WHAT YOU NEED TO DO: Below are records to repeat exactly. Omit the pictures from the copy.

========================

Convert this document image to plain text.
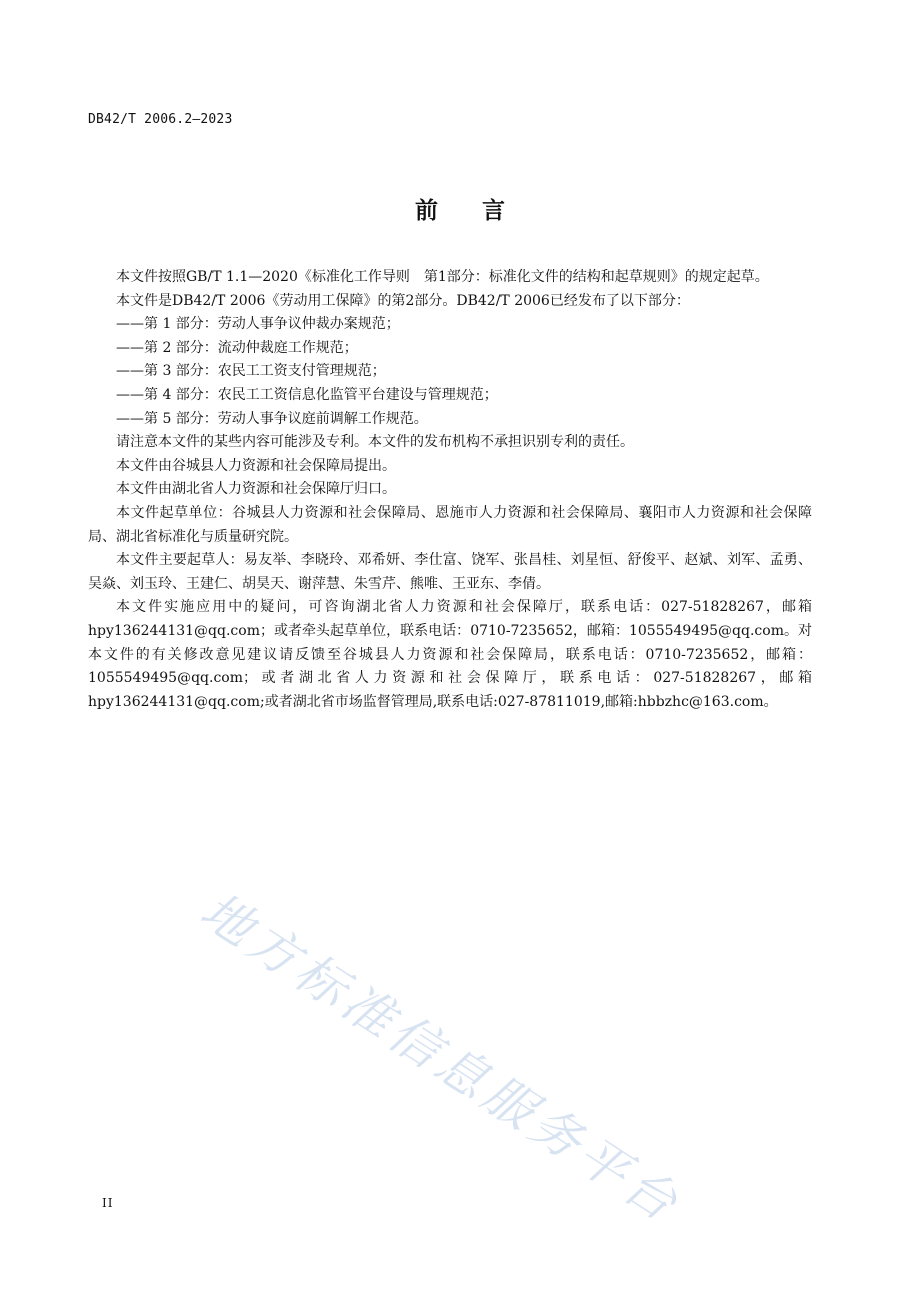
DB42/T 2006.2—2023
前言

本文件按照GB/T 1.1—2020《标准化工作导则　第1部分：标准化文件的结构和起草规则》的规定起草。

本文件是DB42/T 2006《劳动用工保障》的第2部分。DB42/T 2006已经发布了以下部分：

——第 1 部分：劳动人事争议仲裁办案规范；

——第 2 部分：流动仲裁庭工作规范；

——第 3 部分：农民工工资支付管理规范；

——第 4 部分：农民工工资信息化监管平台建设与管理规范；

——第 5 部分：劳动人事争议庭前调解工作规范。

请注意本文件的某些内容可能涉及专利。本文件的发布机构不承担识别专利的责任。

本文件由谷城县人力资源和社会保障局提出。

本文件由湖北省人力资源和社会保障厅归口。

本文件起草单位：谷城县人力资源和社会保障局、恩施市人力资源和社会保障局、襄阳市人力资源和社会保障局、湖北省标准化与质量研究院。

本文件主要起草人：易友举、李晓玲、邓希妍、李仕富、饶军、张昌桂、刘星恒、舒俊平、赵斌、刘军、孟勇、吴焱、刘玉玲、王建仁、胡昊天、谢萍慧、朱雪芹、熊唯、王亚东、李倩。

本文件实施应用中的疑问，可咨询湖北省人力资源和社会保障厅，联系电话：027-51828267，邮箱hpy136244131@qq.com；或者牵头起草单位，联系电话：0710-7235652，邮箱：1055549495@qq.com。对本文件的有关修改意见建议请反馈至谷城县人力资源和社会保障局，联系电话：0710-7235652，邮箱：1055549495@qq.com；或者湖北省人力资源和社会保障厅，联系电话：027-51828267，邮箱hpy136244131@qq.com;或者湖北省市场监督管理局,联系电话:027-87811019,邮箱:hbbzhc@163.com。

地方标准信息服务平台
II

========================

EXERCISE RESPONSE:
Convert this document image to plain text.
DB42/T 2006.2—2023
前言

本文件按照GB/T 1.1—2020《标准化工作导则　第1部分：标准化文件的结构和起草规则》的规定起草。

本文件是DB42/T 2006《劳动用工保障》的第2部分。DB42/T 2006已经发布了以下部分：

——第 1 部分：劳动人事争议仲裁办案规范；

——第 2 部分：流动仲裁庭工作规范；

——第 3 部分：农民工工资支付管理规范；

——第 4 部分：农民工工资信息化监管平台建设与管理规范；

——第 5 部分：劳动人事争议庭前调解工作规范。

请注意本文件的某些内容可能涉及专利。本文件的发布机构不承担识别专利的责任。

本文件由谷城县人力资源和社会保障局提出。

本文件由湖北省人力资源和社会保障厅归口。

本文件起草单位：谷城县人力资源和社会保障局、恩施市人力资源和社会保障局、襄阳市人力资源和社会保障局、湖北省标准化与质量研究院。

本文件主要起草人：易友举、李晓玲、邓希妍、李仕富、饶军、张昌桂、刘星恒、舒俊平、赵斌、刘军、孟勇、吴焱、刘玉玲、王建仁、胡昊天、谢萍慧、朱雪芹、熊唯、王亚东、李倩。

本文件实施应用中的疑问，可咨询湖北省人力资源和社会保障厅，联系电话：027-51828267，邮箱hpy136244131@qq.com；或者牵头起草单位，联系电话：0710-7235652，邮箱：1055549495@qq.com。对本文件的有关修改意见建议请反馈至谷城县人力资源和社会保障局，联系电话：0710-7235652，邮箱：1055549495@qq.com；或者湖北省人力资源和社会保障厅，联系电话：027-51828267，邮箱hpy136244131@qq.com;或者湖北省市场监督管理局,联系电话:027-87811019,邮箱:hbbzhc@163.com。

地方标准信息服务平台
II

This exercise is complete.